- [YOUR TASK]:
Transcribe everything in the data word for word. Pictures are left out.

- [GIVEN ENTRIES]:
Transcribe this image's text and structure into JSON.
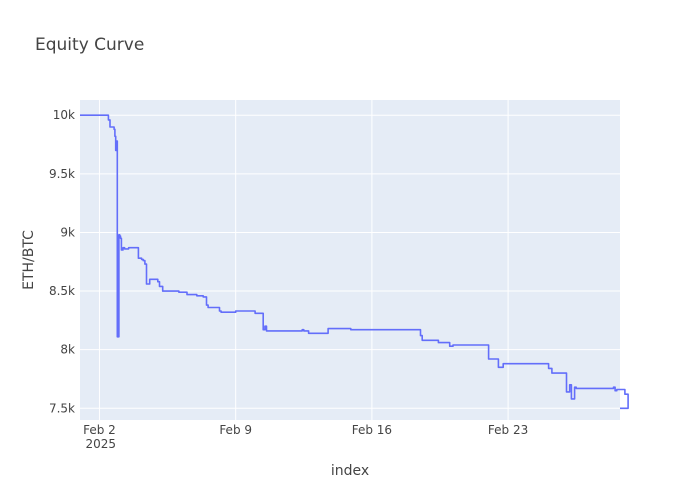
{
  "chart_data": {
    "type": "line",
    "title": "Equity Curve",
    "xlabel": "index",
    "ylabel": "ETH/BTC",
    "xlim": [
      "2025-02-01T00:00",
      "2025-02-28T18:00"
    ],
    "ylim": [
      7400,
      10130
    ],
    "grid": true,
    "legend": "none",
    "colors": {
      "plot_bg": "#e5ecf6",
      "line": "#636efa",
      "grid": "#ffffff",
      "text": "#444444"
    },
    "x_ticks": [
      {
        "at": "2025-02-02",
        "label": "Feb 2",
        "sublabel": "2025"
      },
      {
        "at": "2025-02-09",
        "label": "Feb 9"
      },
      {
        "at": "2025-02-16",
        "label": "Feb 16"
      },
      {
        "at": "2025-02-23",
        "label": "Feb 23"
      }
    ],
    "y_ticks": [
      {
        "at": 7500,
        "label": "7.5k"
      },
      {
        "at": 8000,
        "label": "8k"
      },
      {
        "at": 8500,
        "label": "8.5k"
      },
      {
        "at": 9000,
        "label": "9k"
      },
      {
        "at": 9500,
        "label": "9.5k"
      },
      {
        "at": 10000,
        "label": "10k"
      }
    ],
    "series": [
      {
        "line_shape": "step",
        "x": [
          "2025-02-01T00:00",
          "2025-02-02T11:00",
          "2025-02-02T13:00",
          "2025-02-02T18:00",
          "2025-02-02T19:00",
          "2025-02-02T20:00",
          "2025-02-02T21:00",
          "2025-02-02T22:00",
          "2025-02-03T00:00",
          "2025-02-03T01:00",
          "2025-02-03T02:00",
          "2025-02-03T03:00",
          "2025-02-03T05:00",
          "2025-02-03T07:00",
          "2025-02-03T12:00",
          "2025-02-04T00:00",
          "2025-02-04T04:00",
          "2025-02-04T06:00",
          "2025-02-04T08:00",
          "2025-02-04T10:00",
          "2025-02-04T14:00",
          "2025-02-05T00:00",
          "2025-02-05T02:00",
          "2025-02-05T06:00",
          "2025-02-06T02:00",
          "2025-02-06T12:00",
          "2025-02-07T00:00",
          "2025-02-07T08:00",
          "2025-02-07T12:00",
          "2025-02-07T14:00",
          "2025-02-08T04:00",
          "2025-02-08T06:00",
          "2025-02-09T00:00",
          "2025-02-10T00:00",
          "2025-02-10T10:00",
          "2025-02-10T12:00",
          "2025-02-10T14:00",
          "2025-02-12T10:00",
          "2025-02-12T12:00",
          "2025-02-12T18:00",
          "2025-02-13T18:00",
          "2025-02-13T20:00",
          "2025-02-14T22:00",
          "2025-02-15T00:00",
          "2025-02-18T12:00",
          "2025-02-18T14:00",
          "2025-02-18T16:00",
          "2025-02-19T10:00",
          "2025-02-20T00:00",
          "2025-02-20T04:00",
          "2025-02-22T00:00",
          "2025-02-22T12:00",
          "2025-02-22T18:00",
          "2025-02-22T20:00",
          "2025-02-22T22:00",
          "2025-02-23T00:00",
          "2025-02-25T02:00",
          "2025-02-25T06:00",
          "2025-02-25T12:00",
          "2025-02-26T00:00",
          "2025-02-26T04:00",
          "2025-02-26T06:00",
          "2025-02-26T10:00",
          "2025-02-26T12:00",
          "2025-02-26T14:00",
          "2025-02-28T10:00",
          "2025-02-28T12:00",
          "2025-02-28T14:00",
          "2025-02-29T00:00",
          "2025-02-29T04:00"
        ],
        "y": [
          10000,
          9960,
          9900,
          9880,
          9820,
          9700,
          9780,
          8110,
          8980,
          8970,
          8950,
          8850,
          8870,
          8860,
          8870,
          8780,
          8770,
          8760,
          8730,
          8560,
          8600,
          8580,
          8540,
          8500,
          8490,
          8470,
          8460,
          8450,
          8380,
          8360,
          8330,
          8320,
          8330,
          8310,
          8170,
          8200,
          8160,
          8170,
          8160,
          8140,
          8180,
          8180,
          8170,
          8170,
          8120,
          8080,
          8080,
          8060,
          8030,
          8040,
          7920,
          7850,
          7880,
          7880,
          7880,
          7880,
          7840,
          7800,
          7800,
          7640,
          7700,
          7580,
          7680,
          7670,
          7670,
          7680,
          7650,
          7660,
          7620,
          7500
        ]
      }
    ]
  }
}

- [EXERCISE RESULT]:
Transcribe this image's text and structure into JSON.
{
  "chart_data": {
    "type": "line",
    "title": "Equity Curve",
    "xlabel": "index",
    "ylabel": "ETH/BTC",
    "xlim": [
      "2025-02-01T00:00",
      "2025-02-28T18:00"
    ],
    "ylim": [
      7400,
      10130
    ],
    "grid": true,
    "legend": "none",
    "colors": {
      "plot_bg": "#e5ecf6",
      "line": "#636efa",
      "grid": "#ffffff",
      "text": "#444444"
    },
    "x_ticks": [
      {
        "at": "2025-02-02",
        "label": "Feb 2",
        "sublabel": "2025"
      },
      {
        "at": "2025-02-09",
        "label": "Feb 9"
      },
      {
        "at": "2025-02-16",
        "label": "Feb 16"
      },
      {
        "at": "2025-02-23",
        "label": "Feb 23"
      }
    ],
    "y_ticks": [
      {
        "at": 7500,
        "label": "7.5k"
      },
      {
        "at": 8000,
        "label": "8k"
      },
      {
        "at": 8500,
        "label": "8.5k"
      },
      {
        "at": 9000,
        "label": "9k"
      },
      {
        "at": 9500,
        "label": "9.5k"
      },
      {
        "at": 10000,
        "label": "10k"
      }
    ],
    "series": [
      {
        "line_shape": "step",
        "x": [
          "2025-02-01T00:00",
          "2025-02-02T11:00",
          "2025-02-02T13:00",
          "2025-02-02T18:00",
          "2025-02-02T19:00",
          "2025-02-02T20:00",
          "2025-02-02T21:00",
          "2025-02-02T22:00",
          "2025-02-03T00:00",
          "2025-02-03T01:00",
          "2025-02-03T02:00",
          "2025-02-03T03:00",
          "2025-02-03T05:00",
          "2025-02-03T07:00",
          "2025-02-03T12:00",
          "2025-02-04T00:00",
          "2025-02-04T04:00",
          "2025-02-04T06:00",
          "2025-02-04T08:00",
          "2025-02-04T10:00",
          "2025-02-04T14:00",
          "2025-02-05T00:00",
          "2025-02-05T02:00",
          "2025-02-05T06:00",
          "2025-02-06T02:00",
          "2025-02-06T12:00",
          "2025-02-07T00:00",
          "2025-02-07T08:00",
          "2025-02-07T12:00",
          "2025-02-07T14:00",
          "2025-02-08T04:00",
          "2025-02-08T06:00",
          "2025-02-09T00:00",
          "2025-02-10T00:00",
          "2025-02-10T10:00",
          "2025-02-10T12:00",
          "2025-02-10T14:00",
          "2025-02-12T10:00",
          "2025-02-12T12:00",
          "2025-02-12T18:00",
          "2025-02-13T18:00",
          "2025-02-13T20:00",
          "2025-02-14T22:00",
          "2025-02-15T00:00",
          "2025-02-18T12:00",
          "2025-02-18T14:00",
          "2025-02-18T16:00",
          "2025-02-19T10:00",
          "2025-02-20T00:00",
          "2025-02-20T04:00",
          "2025-02-22T00:00",
          "2025-02-22T12:00",
          "2025-02-22T18:00",
          "2025-02-22T20:00",
          "2025-02-22T22:00",
          "2025-02-23T00:00",
          "2025-02-25T02:00",
          "2025-02-25T06:00",
          "2025-02-25T12:00",
          "2025-02-26T00:00",
          "2025-02-26T04:00",
          "2025-02-26T06:00",
          "2025-02-26T10:00",
          "2025-02-26T12:00",
          "2025-02-26T14:00",
          "2025-02-28T10:00",
          "2025-02-28T12:00",
          "2025-02-28T14:00",
          "2025-02-29T00:00",
          "2025-02-29T04:00"
        ],
        "y": [
          10000,
          9960,
          9900,
          9880,
          9820,
          9700,
          9780,
          8110,
          8980,
          8970,
          8950,
          8850,
          8870,
          8860,
          8870,
          8780,
          8770,
          8760,
          8730,
          8560,
          8600,
          8580,
          8540,
          8500,
          8490,
          8470,
          8460,
          8450,
          8380,
          8360,
          8330,
          8320,
          8330,
          8310,
          8170,
          8200,
          8160,
          8170,
          8160,
          8140,
          8180,
          8180,
          8170,
          8170,
          8120,
          8080,
          8080,
          8060,
          8030,
          8040,
          7920,
          7850,
          7880,
          7880,
          7880,
          7880,
          7840,
          7800,
          7800,
          7640,
          7700,
          7580,
          7680,
          7670,
          7670,
          7680,
          7650,
          7660,
          7620,
          7500
        ]
      }
    ]
  }
}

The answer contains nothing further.